Written exercise:
Repeat all of the data precisely.

[Stored data]
######
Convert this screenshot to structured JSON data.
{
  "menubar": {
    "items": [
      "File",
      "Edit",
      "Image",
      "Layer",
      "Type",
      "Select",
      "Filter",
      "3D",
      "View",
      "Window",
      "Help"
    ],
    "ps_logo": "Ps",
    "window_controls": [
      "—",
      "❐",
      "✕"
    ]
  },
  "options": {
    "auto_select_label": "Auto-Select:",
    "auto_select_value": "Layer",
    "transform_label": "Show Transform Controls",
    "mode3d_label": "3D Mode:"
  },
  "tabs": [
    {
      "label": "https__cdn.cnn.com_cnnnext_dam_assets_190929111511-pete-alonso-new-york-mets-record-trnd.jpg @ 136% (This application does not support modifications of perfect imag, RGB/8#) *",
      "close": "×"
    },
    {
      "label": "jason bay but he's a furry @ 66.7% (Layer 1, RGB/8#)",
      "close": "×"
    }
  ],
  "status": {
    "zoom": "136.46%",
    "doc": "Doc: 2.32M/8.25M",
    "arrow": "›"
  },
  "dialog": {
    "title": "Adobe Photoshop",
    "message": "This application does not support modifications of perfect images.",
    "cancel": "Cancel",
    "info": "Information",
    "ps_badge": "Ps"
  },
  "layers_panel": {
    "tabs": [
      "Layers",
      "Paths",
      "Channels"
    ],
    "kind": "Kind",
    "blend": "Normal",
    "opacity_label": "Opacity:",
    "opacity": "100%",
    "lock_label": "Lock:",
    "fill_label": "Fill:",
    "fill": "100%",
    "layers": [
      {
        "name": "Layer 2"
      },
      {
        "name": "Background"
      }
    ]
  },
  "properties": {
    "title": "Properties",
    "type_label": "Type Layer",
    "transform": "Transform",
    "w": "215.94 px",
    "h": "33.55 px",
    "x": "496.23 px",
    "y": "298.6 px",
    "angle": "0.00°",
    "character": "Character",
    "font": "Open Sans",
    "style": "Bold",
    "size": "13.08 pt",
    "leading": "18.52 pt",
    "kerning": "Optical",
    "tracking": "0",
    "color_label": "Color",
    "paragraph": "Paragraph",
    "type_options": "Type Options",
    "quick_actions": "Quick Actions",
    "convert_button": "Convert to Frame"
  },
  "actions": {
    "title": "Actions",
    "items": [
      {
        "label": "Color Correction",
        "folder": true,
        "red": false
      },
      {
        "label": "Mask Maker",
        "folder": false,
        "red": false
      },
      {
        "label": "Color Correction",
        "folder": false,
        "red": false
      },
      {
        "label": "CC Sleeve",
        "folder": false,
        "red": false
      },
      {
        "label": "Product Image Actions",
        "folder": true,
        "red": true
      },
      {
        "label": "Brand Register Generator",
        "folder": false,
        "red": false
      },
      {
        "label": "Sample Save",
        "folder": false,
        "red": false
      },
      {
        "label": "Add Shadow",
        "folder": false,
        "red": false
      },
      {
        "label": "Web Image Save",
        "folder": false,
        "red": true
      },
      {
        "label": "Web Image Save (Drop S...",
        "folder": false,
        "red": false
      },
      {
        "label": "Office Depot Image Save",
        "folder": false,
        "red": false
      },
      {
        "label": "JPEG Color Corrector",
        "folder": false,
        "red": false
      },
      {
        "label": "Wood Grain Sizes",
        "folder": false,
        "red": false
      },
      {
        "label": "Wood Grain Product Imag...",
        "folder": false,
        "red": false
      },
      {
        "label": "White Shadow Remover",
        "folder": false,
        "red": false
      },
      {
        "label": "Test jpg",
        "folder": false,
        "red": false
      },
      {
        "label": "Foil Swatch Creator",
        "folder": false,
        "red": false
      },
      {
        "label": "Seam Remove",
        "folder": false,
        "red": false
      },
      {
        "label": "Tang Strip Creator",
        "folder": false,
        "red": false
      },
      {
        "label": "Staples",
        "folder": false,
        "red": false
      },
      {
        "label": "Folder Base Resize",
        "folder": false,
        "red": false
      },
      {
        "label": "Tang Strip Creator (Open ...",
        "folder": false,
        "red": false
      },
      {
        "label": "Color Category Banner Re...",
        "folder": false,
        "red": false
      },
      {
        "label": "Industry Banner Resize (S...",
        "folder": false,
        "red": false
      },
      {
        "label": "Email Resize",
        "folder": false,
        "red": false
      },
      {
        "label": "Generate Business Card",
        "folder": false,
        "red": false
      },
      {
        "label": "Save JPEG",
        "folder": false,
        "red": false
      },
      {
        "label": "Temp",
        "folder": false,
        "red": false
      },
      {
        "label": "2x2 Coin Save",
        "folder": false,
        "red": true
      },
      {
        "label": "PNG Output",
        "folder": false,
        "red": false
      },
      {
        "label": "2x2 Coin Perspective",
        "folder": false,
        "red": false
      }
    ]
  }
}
######
Reply to the exercise:
Convert this screenshot to structured JSON data.
{
  "menubar": {
    "items": [
      "File",
      "Edit",
      "Image",
      "Layer",
      "Type",
      "Select",
      "Filter",
      "3D",
      "View",
      "Window",
      "Help"
    ],
    "ps_logo": "Ps",
    "window_controls": [
      "—",
      "❐",
      "✕"
    ]
  },
  "options": {
    "auto_select_label": "Auto-Select:",
    "auto_select_value": "Layer",
    "transform_label": "Show Transform Controls",
    "mode3d_label": "3D Mode:"
  },
  "tabs": [
    {
      "label": "https__cdn.cnn.com_cnnnext_dam_assets_190929111511-pete-alonso-new-york-mets-record-trnd.jpg @ 136% (This application does not support modifications of perfect imag, RGB/8#) *",
      "close": "×"
    },
    {
      "label": "jason bay but he's a furry @ 66.7% (Layer 1, RGB/8#)",
      "close": "×"
    }
  ],
  "status": {
    "zoom": "136.46%",
    "doc": "Doc: 2.32M/8.25M",
    "arrow": "›"
  },
  "dialog": {
    "title": "Adobe Photoshop",
    "message": "This application does not support modifications of perfect images.",
    "cancel": "Cancel",
    "info": "Information",
    "ps_badge": "Ps"
  },
  "layers_panel": {
    "tabs": [
      "Layers",
      "Paths",
      "Channels"
    ],
    "kind": "Kind",
    "blend": "Normal",
    "opacity_label": "Opacity:",
    "opacity": "100%",
    "lock_label": "Lock:",
    "fill_label": "Fill:",
    "fill": "100%",
    "layers": [
      {
        "name": "Layer 2"
      },
      {
        "name": "Background"
      }
    ]
  },
  "properties": {
    "title": "Properties",
    "type_label": "Type Layer",
    "transform": "Transform",
    "w": "215.94 px",
    "h": "33.55 px",
    "x": "496.23 px",
    "y": "298.6 px",
    "angle": "0.00°",
    "character": "Character",
    "font": "Open Sans",
    "style": "Bold",
    "size": "13.08 pt",
    "leading": "18.52 pt",
    "kerning": "Optical",
    "tracking": "0",
    "color_label": "Color",
    "paragraph": "Paragraph",
    "type_options": "Type Options",
    "quick_actions": "Quick Actions",
    "convert_button": "Convert to Frame"
  },
  "actions": {
    "title": "Actions",
    "items": [
      {
        "label": "Color Correction",
        "folder": true,
        "red": false
      },
      {
        "label": "Mask Maker",
        "folder": false,
        "red": false
      },
      {
        "label": "Color Correction",
        "folder": false,
        "red": false
      },
      {
        "label": "CC Sleeve",
        "folder": false,
        "red": false
      },
      {
        "label": "Product Image Actions",
        "folder": true,
        "red": true
      },
      {
        "label": "Brand Register Generator",
        "folder": false,
        "red": false
      },
      {
        "label": "Sample Save",
        "folder": false,
        "red": false
      },
      {
        "label": "Add Shadow",
        "folder": false,
        "red": false
      },
      {
        "label": "Web Image Save",
        "folder": false,
        "red": true
      },
      {
        "label": "Web Image Save (Drop S...",
        "folder": false,
        "red": false
      },
      {
        "label": "Office Depot Image Save",
        "folder": false,
        "red": false
      },
      {
        "label": "JPEG Color Corrector",
        "folder": false,
        "red": false
      },
      {
        "label": "Wood Grain Sizes",
        "folder": false,
        "red": false
      },
      {
        "label": "Wood Grain Product Imag...",
        "folder": false,
        "red": false
      },
      {
        "label": "White Shadow Remover",
        "folder": false,
        "red": false
      },
      {
        "label": "Test jpg",
        "folder": false,
        "red": false
      },
      {
        "label": "Foil Swatch Creator",
        "folder": false,
        "red": false
      },
      {
        "label": "Seam Remove",
        "folder": false,
        "red": false
      },
      {
        "label": "Tang Strip Creator",
        "folder": false,
        "red": false
      },
      {
        "label": "Staples",
        "folder": false,
        "red": false
      },
      {
        "label": "Folder Base Resize",
        "folder": false,
        "red": false
      },
      {
        "label": "Tang Strip Creator (Open ...",
        "folder": false,
        "red": false
      },
      {
        "label": "Color Category Banner Re...",
        "folder": false,
        "red": false
      },
      {
        "label": "Industry Banner Resize (S...",
        "folder": false,
        "red": false
      },
      {
        "label": "Email Resize",
        "folder": false,
        "red": false
      },
      {
        "label": "Generate Business Card",
        "folder": false,
        "red": false
      },
      {
        "label": "Save JPEG",
        "folder": false,
        "red": false
      },
      {
        "label": "Temp",
        "folder": false,
        "red": false
      },
      {
        "label": "2x2 Coin Save",
        "folder": false,
        "red": true
      },
      {
        "label": "PNG Output",
        "folder": false,
        "red": false
      },
      {
        "label": "2x2 Coin Perspective",
        "folder": false,
        "red": false
      }
    ]
  }
}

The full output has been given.